## Input material
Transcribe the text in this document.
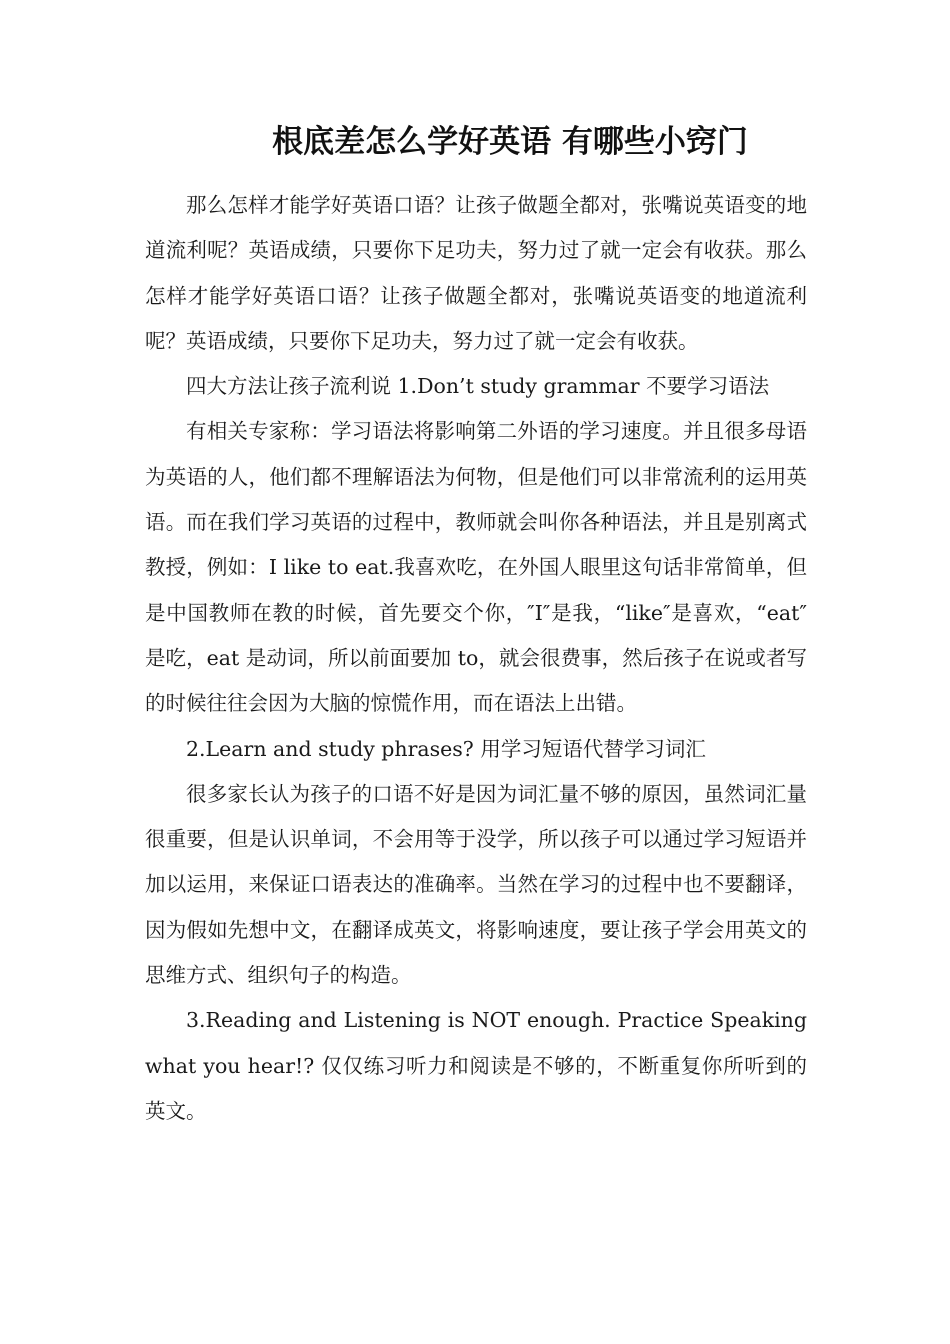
根底差怎么学好英语 有哪些小窍门

那么怎样才能学好英语口语？让孩子做题全都对，张嘴说英语变的地道流利呢？英语成绩，只要你下足功夫，努力过了就一定会有收获。那么怎样才能学好英语口语？让孩子做题全都对，张嘴说英语变的地道流利呢？英语成绩，只要你下足功夫，努力过了就一定会有收获。

四大方法让孩子流利说 1.Don’t study grammar 不要学习语法

有相关专家称：学习语法将影响第二外语的学习速度。并且很多母语为英语的人，他们都不理解语法为何物，但是他们可以非常流利的运用英语。而在我们学习英语的过程中，教师就会叫你各种语法，并且是别离式教授，例如：I like to eat.我喜欢吃，在外国人眼里这句话非常简单，但是中国教师在教的时候，首先要交个你，″I″是我，“like″是喜欢，“eat″是吃，eat 是动词，所以前面要加 to，就会很费事，然后孩子在说或者写的时候往往会因为大脑的惊慌作用，而在语法上出错。

2.Learn and study phrases? 用学习短语代替学习词汇

很多家长认为孩子的口语不好是因为词汇量不够的原因，虽然词汇量很重要，但是认识单词，不会用等于没学，所以孩子可以通过学习短语并加以运用，来保证口语表达的准确率。当然在学习的过程中也不要翻译，因为假如先想中文，在翻译成英文，将影响速度，要让孩子学会用英文的思维方式、组织句子的构造。

3.Reading and Listening is NOT enough. Practice Speaking what you hear!? 仅仅练习听力和阅读是不够的，不断重复你所听到的英文。
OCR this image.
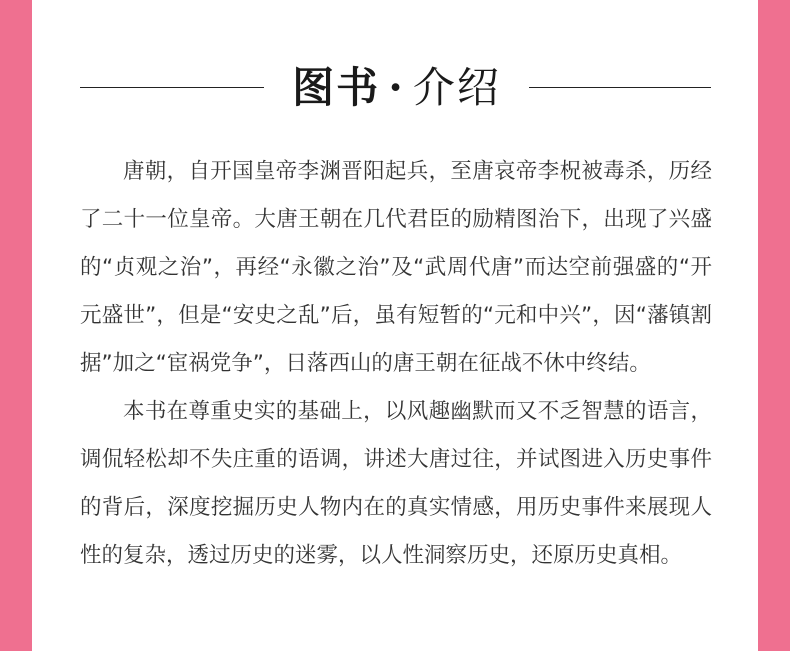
图书 · 介绍

唐朝，自开国皇帝李渊晋阳起兵，至唐哀帝李柷被毒杀，历经了二十一位皇帝。大唐王朝在几代君臣的励精图治下，出现了兴盛的“贞观之治”，再经“永徽之治”及“武周代唐”而达空前强盛的“开元盛世”，但是“安史之乱”后，虽有短暂的“元和中兴”，因“藩镇割据”加之“宦祸党争”，日落西山的唐王朝在征战不休中终结。

本书在尊重史实的基础上，以风趣幽默而又不乏智慧的语言，调侃轻松却不失庄重的语调，讲述大唐过往，并试图进入历史事件的背后，深度挖掘历史人物内在的真实情感，用历史事件来展现人性的复杂，透过历史的迷雾，以人性洞察历史，还原历史真相。
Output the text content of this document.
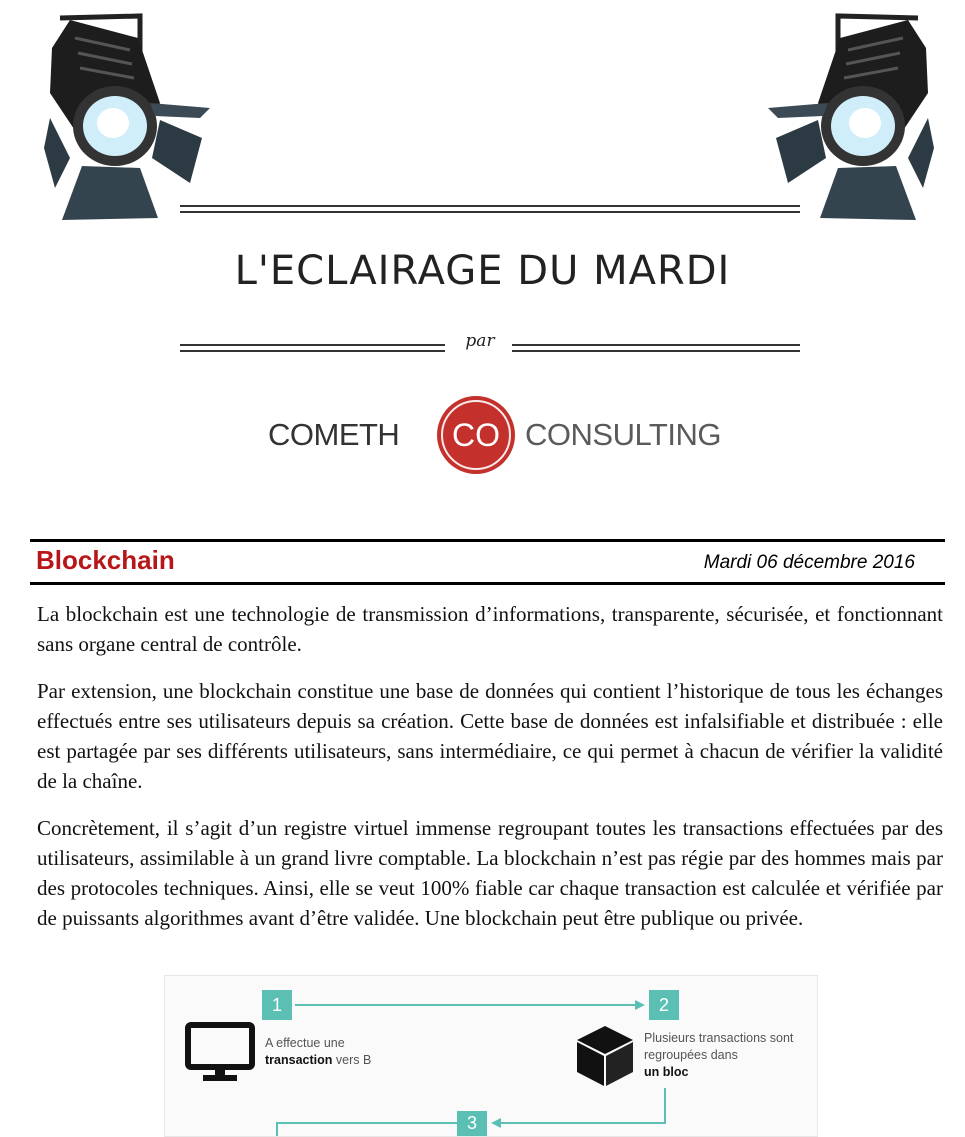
L'ECLAIRAGE DU MARDI
par
COMETH	CO CONSULTING
Blockchain	Mardi 06 décembre 2016

La blockchain est une technologie de transmission d’informations, transparente, sécurisée, et fonctionnant sans organe central de contrôle.

Par extension, une blockchain constitue une base de données qui contient l’historique de tous les échanges effectués entre ses utilisateurs depuis sa création. Cette base de données est infalsifiable et distribuée : elle est partagée par ses différents utilisateurs, sans intermédiaire, ce qui permet à chacun de vérifier la validité de la chaîne.

Concrètement, il s’agit d’un registre virtuel immense regroupant toutes les transactions effectuées par des utilisateurs, assimilable à un grand livre comptable. La blockchain n’est pas régie par des hommes mais par des protocoles techniques. Ainsi, elle se veut 100% fiable car chaque transaction est calculée et vérifiée par de puissants algorithmes avant d’être validée. Une blockchain peut être publique ou privée.

1	2
3
A effectue une
transaction vers B
Plusieurs transactions sont regroupées dans
un bloc
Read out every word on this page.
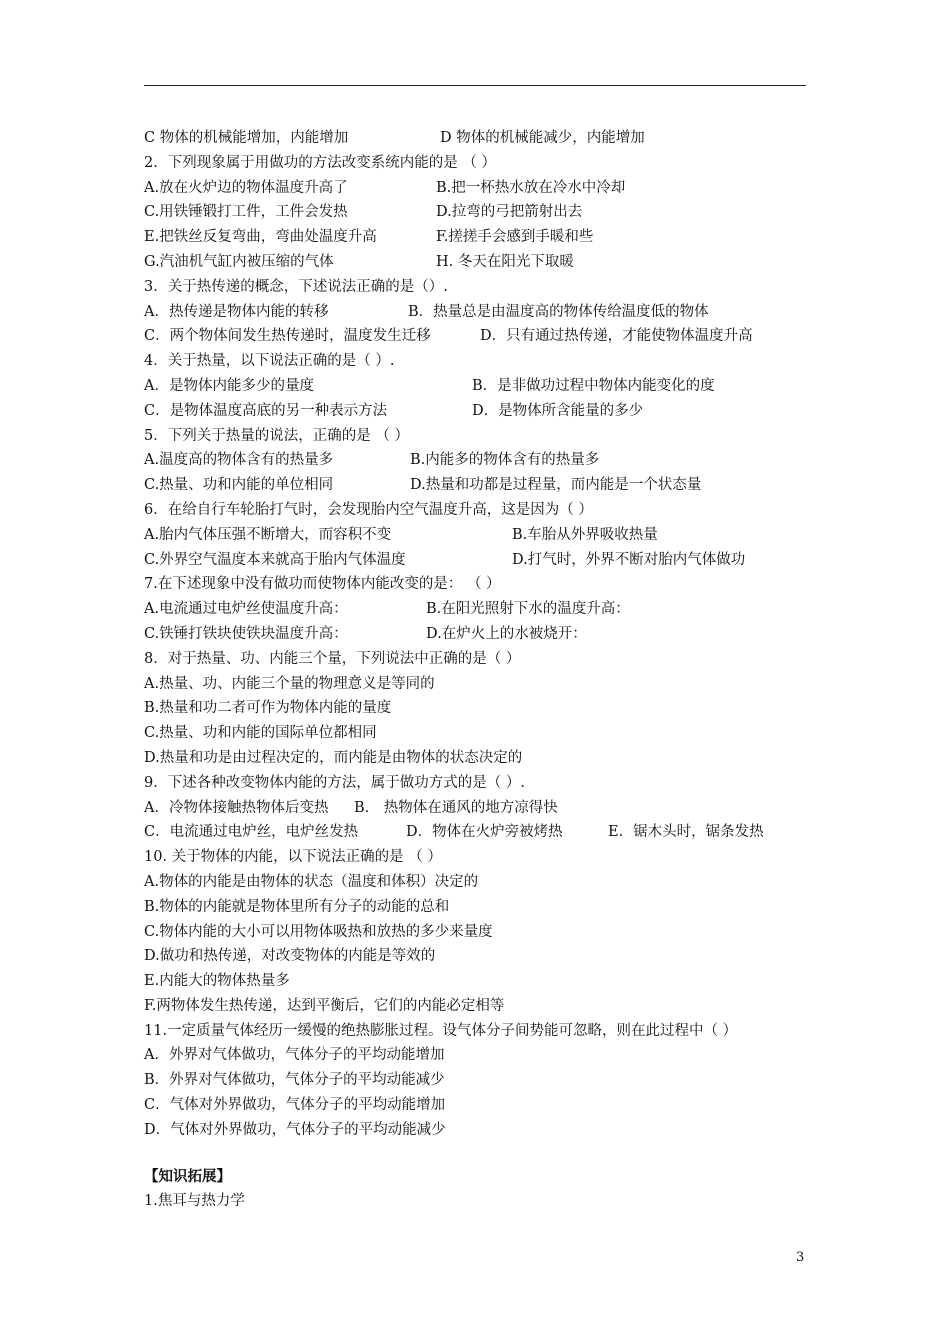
C 物体的机械能增加，内能增加	D 物体的机械能减少，内能增加
2．下列现象属于用做功的方法改变系统内能的是 （ ）
A.放在火炉边的物体温度升高了	B.把一杯热水放在冷水中冷却
C.用铁锤锻打工件，工件会发热	D.拉弯的弓把箭射出去
E.把铁丝反复弯曲，弯曲处温度升高	F.搓搓手会感到手暖和些
G.汽油机气缸内被压缩的气体	H. 冬天在阳光下取暖
3．关于热传递的概念，下述说法正确的是（）.
A．热传递是物体内能的转移	B．热量总是由温度高的物体传给温度低的物体
C．两个物体间发生热传递时，温度发生迁移	D．只有通过热传递，才能使物体温度升高
4．关于热量，以下说法正确的是（ ）.
A．是物体内能多少的量度	B．是非做功过程中物体内能变化的度
C．是物体温度高底的另一种表示方法	D．是物体所含能量的多少
5．下列关于热量的说法，正确的是 （ ）
A.温度高的物体含有的热量多	B.内能多的物体含有的热量多
C.热量、功和内能的单位相同	D.热量和功都是过程量，而内能是一个状态量
6．在给自行车轮胎打气时，会发现胎内空气温度升高，这是因为（ ）
A.胎内气体压强不断增大，而容积不变	B.车胎从外界吸收热量
C.外界空气温度本来就高于胎内气体温度	D.打气时，外界不断对胎内气体做功
7.在下述现象中没有做功而使物体内能改变的是： （ ）
A.电流通过电炉丝使温度升高：	B.在阳光照射下水的温度升高：
C.铁锤打铁块使铁块温度升高：	D.在炉火上的水被烧开：
8．对于热量、功、内能三个量，下列说法中正确的是（ ）
A.热量、功、内能三个量的物理意义是等同的
B.热量和功二者可作为物体内能的量度
C.热量、功和内能的国际单位都相同
D.热量和功是由过程决定的，而内能是由物体的状态决定的
9．下述各种改变物体内能的方法，属于做功方式的是（ ）.
A．冷物体接触热物体后变热 B． 热物体在通风的地方凉得快
C．电流通过电炉丝，电炉丝发热	D．物体在火炉旁被烤热	E．锯木头时，锯条发热
10. 关于物体的内能，以下说法正确的是 （ ）
A.物体的内能是由物体的状态（温度和体积）决定的
B.物体的内能就是物体里所有分子的动能的总和
C.物体内能的大小可以用物体吸热和放热的多少来量度
D.做功和热传递，对改变物体的内能是等效的
E.内能大的物体热量多
F.两物体发生热传递，达到平衡后，它们的内能必定相等
11.一定质量气体经历一缓慢的绝热膨胀过程。设气体分子间势能可忽略，则在此过程中（ ）
A．外界对气体做功，气体分子的平均动能增加
B．外界对气体做功，气体分子的平均动能减少
C．气体对外界做功，气体分子的平均动能增加
D．气体对外界做功，气体分子的平均动能减少
【知识拓展】
1.焦耳与热力学
3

## Problem
Search the data above for lines holding "以下说法正确的是" and copy each of them.

## Result of this task
4．关于热量，以下说法正确的是（ ）.
10. 关于物体的内能，以下说法正确的是 （ ）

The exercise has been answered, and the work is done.